§ **Short problem**: Reproduce the listing below verbatim.

━━━ Dataset excerpts ━━━

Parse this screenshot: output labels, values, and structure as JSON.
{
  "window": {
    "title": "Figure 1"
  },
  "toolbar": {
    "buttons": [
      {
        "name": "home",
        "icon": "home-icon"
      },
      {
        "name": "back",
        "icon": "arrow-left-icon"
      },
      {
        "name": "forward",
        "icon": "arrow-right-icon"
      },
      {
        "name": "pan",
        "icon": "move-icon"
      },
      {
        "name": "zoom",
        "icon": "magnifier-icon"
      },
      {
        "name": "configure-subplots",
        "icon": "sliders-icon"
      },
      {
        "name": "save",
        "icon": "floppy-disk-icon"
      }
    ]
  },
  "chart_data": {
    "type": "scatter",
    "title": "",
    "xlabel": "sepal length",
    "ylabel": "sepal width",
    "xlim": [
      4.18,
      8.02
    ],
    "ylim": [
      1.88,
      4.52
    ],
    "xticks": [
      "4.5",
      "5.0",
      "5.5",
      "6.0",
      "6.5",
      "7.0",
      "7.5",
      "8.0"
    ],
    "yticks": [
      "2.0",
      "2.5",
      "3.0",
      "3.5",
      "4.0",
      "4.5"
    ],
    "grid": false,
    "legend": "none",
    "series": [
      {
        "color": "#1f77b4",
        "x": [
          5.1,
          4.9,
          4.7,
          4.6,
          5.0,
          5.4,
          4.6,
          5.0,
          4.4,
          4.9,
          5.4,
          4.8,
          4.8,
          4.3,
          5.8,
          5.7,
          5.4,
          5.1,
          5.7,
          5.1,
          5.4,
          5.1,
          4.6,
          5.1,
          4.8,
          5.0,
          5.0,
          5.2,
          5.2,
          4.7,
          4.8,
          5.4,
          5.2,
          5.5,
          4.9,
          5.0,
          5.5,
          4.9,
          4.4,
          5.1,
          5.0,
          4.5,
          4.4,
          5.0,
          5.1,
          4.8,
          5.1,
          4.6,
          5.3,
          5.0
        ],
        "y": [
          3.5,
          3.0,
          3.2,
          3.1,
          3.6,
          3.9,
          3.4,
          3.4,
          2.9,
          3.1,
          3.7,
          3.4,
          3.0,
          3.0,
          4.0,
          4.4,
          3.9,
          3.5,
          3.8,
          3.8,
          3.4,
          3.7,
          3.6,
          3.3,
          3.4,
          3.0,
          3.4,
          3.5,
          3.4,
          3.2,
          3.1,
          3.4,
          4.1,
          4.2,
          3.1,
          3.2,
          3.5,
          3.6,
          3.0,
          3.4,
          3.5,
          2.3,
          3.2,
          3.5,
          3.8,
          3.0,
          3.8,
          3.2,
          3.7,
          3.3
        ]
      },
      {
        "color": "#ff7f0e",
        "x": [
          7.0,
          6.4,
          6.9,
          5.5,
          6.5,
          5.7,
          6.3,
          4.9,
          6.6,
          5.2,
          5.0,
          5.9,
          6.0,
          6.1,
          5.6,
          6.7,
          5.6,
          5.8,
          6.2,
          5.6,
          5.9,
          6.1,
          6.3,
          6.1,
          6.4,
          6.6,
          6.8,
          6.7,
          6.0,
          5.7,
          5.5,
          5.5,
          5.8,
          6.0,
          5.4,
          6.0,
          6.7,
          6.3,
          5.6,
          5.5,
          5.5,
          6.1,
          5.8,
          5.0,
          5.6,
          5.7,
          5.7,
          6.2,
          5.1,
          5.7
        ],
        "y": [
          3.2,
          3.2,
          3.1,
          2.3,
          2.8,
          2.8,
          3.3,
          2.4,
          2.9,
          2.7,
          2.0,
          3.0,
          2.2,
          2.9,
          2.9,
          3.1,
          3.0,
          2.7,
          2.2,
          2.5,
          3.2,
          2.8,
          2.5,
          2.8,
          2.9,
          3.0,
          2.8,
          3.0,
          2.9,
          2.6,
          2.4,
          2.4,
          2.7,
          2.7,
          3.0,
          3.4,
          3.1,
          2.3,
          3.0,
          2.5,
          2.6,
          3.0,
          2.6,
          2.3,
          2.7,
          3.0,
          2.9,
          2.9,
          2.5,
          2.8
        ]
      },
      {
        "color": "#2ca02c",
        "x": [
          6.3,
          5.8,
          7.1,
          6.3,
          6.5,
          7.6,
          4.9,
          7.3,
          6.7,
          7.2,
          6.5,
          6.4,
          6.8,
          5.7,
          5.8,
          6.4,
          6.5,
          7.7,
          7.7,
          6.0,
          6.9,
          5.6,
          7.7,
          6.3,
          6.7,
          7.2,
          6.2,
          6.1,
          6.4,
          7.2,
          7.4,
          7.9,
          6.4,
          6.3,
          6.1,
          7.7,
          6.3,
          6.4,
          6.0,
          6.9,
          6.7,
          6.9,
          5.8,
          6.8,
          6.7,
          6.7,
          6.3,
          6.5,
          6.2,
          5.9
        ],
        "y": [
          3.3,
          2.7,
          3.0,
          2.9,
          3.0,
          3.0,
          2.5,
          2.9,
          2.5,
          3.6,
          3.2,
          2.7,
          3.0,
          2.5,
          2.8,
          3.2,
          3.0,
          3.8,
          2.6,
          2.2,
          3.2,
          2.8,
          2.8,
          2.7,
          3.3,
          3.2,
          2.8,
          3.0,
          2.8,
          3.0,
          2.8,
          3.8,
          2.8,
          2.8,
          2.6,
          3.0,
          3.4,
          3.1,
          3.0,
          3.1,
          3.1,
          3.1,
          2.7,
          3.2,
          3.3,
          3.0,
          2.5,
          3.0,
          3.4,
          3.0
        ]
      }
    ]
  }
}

━━━

§ **Task output**:
Parse this screenshot: output labels, values, and structure as JSON.
{
  "window": {
    "title": "Figure 1"
  },
  "toolbar": {
    "buttons": [
      {
        "name": "home",
        "icon": "home-icon"
      },
      {
        "name": "back",
        "icon": "arrow-left-icon"
      },
      {
        "name": "forward",
        "icon": "arrow-right-icon"
      },
      {
        "name": "pan",
        "icon": "move-icon"
      },
      {
        "name": "zoom",
        "icon": "magnifier-icon"
      },
      {
        "name": "configure-subplots",
        "icon": "sliders-icon"
      },
      {
        "name": "save",
        "icon": "floppy-disk-icon"
      }
    ]
  },
  "chart_data": {
    "type": "scatter",
    "title": "",
    "xlabel": "sepal length",
    "ylabel": "sepal width",
    "xlim": [
      4.18,
      8.02
    ],
    "ylim": [
      1.88,
      4.52
    ],
    "xticks": [
      "4.5",
      "5.0",
      "5.5",
      "6.0",
      "6.5",
      "7.0",
      "7.5",
      "8.0"
    ],
    "yticks": [
      "2.0",
      "2.5",
      "3.0",
      "3.5",
      "4.0",
      "4.5"
    ],
    "grid": false,
    "legend": "none",
    "series": [
      {
        "color": "#1f77b4",
        "x": [
          5.1,
          4.9,
          4.7,
          4.6,
          5.0,
          5.4,
          4.6,
          5.0,
          4.4,
          4.9,
          5.4,
          4.8,
          4.8,
          4.3,
          5.8,
          5.7,
          5.4,
          5.1,
          5.7,
          5.1,
          5.4,
          5.1,
          4.6,
          5.1,
          4.8,
          5.0,
          5.0,
          5.2,
          5.2,
          4.7,
          4.8,
          5.4,
          5.2,
          5.5,
          4.9,
          5.0,
          5.5,
          4.9,
          4.4,
          5.1,
          5.0,
          4.5,
          4.4,
          5.0,
          5.1,
          4.8,
          5.1,
          4.6,
          5.3,
          5.0
        ],
        "y": [
          3.5,
          3.0,
          3.2,
          3.1,
          3.6,
          3.9,
          3.4,
          3.4,
          2.9,
          3.1,
          3.7,
          3.4,
          3.0,
          3.0,
          4.0,
          4.4,
          3.9,
          3.5,
          3.8,
          3.8,
          3.4,
          3.7,
          3.6,
          3.3,
          3.4,
          3.0,
          3.4,
          3.5,
          3.4,
          3.2,
          3.1,
          3.4,
          4.1,
          4.2,
          3.1,
          3.2,
          3.5,
          3.6,
          3.0,
          3.4,
          3.5,
          2.3,
          3.2,
          3.5,
          3.8,
          3.0,
          3.8,
          3.2,
          3.7,
          3.3
        ]
      },
      {
        "color": "#ff7f0e",
        "x": [
          7.0,
          6.4,
          6.9,
          5.5,
          6.5,
          5.7,
          6.3,
          4.9,
          6.6,
          5.2,
          5.0,
          5.9,
          6.0,
          6.1,
          5.6,
          6.7,
          5.6,
          5.8,
          6.2,
          5.6,
          5.9,
          6.1,
          6.3,
          6.1,
          6.4,
          6.6,
          6.8,
          6.7,
          6.0,
          5.7,
          5.5,
          5.5,
          5.8,
          6.0,
          5.4,
          6.0,
          6.7,
          6.3,
          5.6,
          5.5,
          5.5,
          6.1,
          5.8,
          5.0,
          5.6,
          5.7,
          5.7,
          6.2,
          5.1,
          5.7
        ],
        "y": [
          3.2,
          3.2,
          3.1,
          2.3,
          2.8,
          2.8,
          3.3,
          2.4,
          2.9,
          2.7,
          2.0,
          3.0,
          2.2,
          2.9,
          2.9,
          3.1,
          3.0,
          2.7,
          2.2,
          2.5,
          3.2,
          2.8,
          2.5,
          2.8,
          2.9,
          3.0,
          2.8,
          3.0,
          2.9,
          2.6,
          2.4,
          2.4,
          2.7,
          2.7,
          3.0,
          3.4,
          3.1,
          2.3,
          3.0,
          2.5,
          2.6,
          3.0,
          2.6,
          2.3,
          2.7,
          3.0,
          2.9,
          2.9,
          2.5,
          2.8
        ]
      },
      {
        "color": "#2ca02c",
        "x": [
          6.3,
          5.8,
          7.1,
          6.3,
          6.5,
          7.6,
          4.9,
          7.3,
          6.7,
          7.2,
          6.5,
          6.4,
          6.8,
          5.7,
          5.8,
          6.4,
          6.5,
          7.7,
          7.7,
          6.0,
          6.9,
          5.6,
          7.7,
          6.3,
          6.7,
          7.2,
          6.2,
          6.1,
          6.4,
          7.2,
          7.4,
          7.9,
          6.4,
          6.3,
          6.1,
          7.7,
          6.3,
          6.4,
          6.0,
          6.9,
          6.7,
          6.9,
          5.8,
          6.8,
          6.7,
          6.7,
          6.3,
          6.5,
          6.2,
          5.9
        ],
        "y": [
          3.3,
          2.7,
          3.0,
          2.9,
          3.0,
          3.0,
          2.5,
          2.9,
          2.5,
          3.6,
          3.2,
          2.7,
          3.0,
          2.5,
          2.8,
          3.2,
          3.0,
          3.8,
          2.6,
          2.2,
          3.2,
          2.8,
          2.8,
          2.7,
          3.3,
          3.2,
          2.8,
          3.0,
          2.8,
          3.0,
          2.8,
          3.8,
          2.8,
          2.8,
          2.6,
          3.0,
          3.4,
          3.1,
          3.0,
          3.1,
          3.1,
          3.1,
          2.7,
          3.2,
          3.3,
          3.0,
          2.5,
          3.0,
          3.4,
          3.0
        ]
      }
    ]
  }
}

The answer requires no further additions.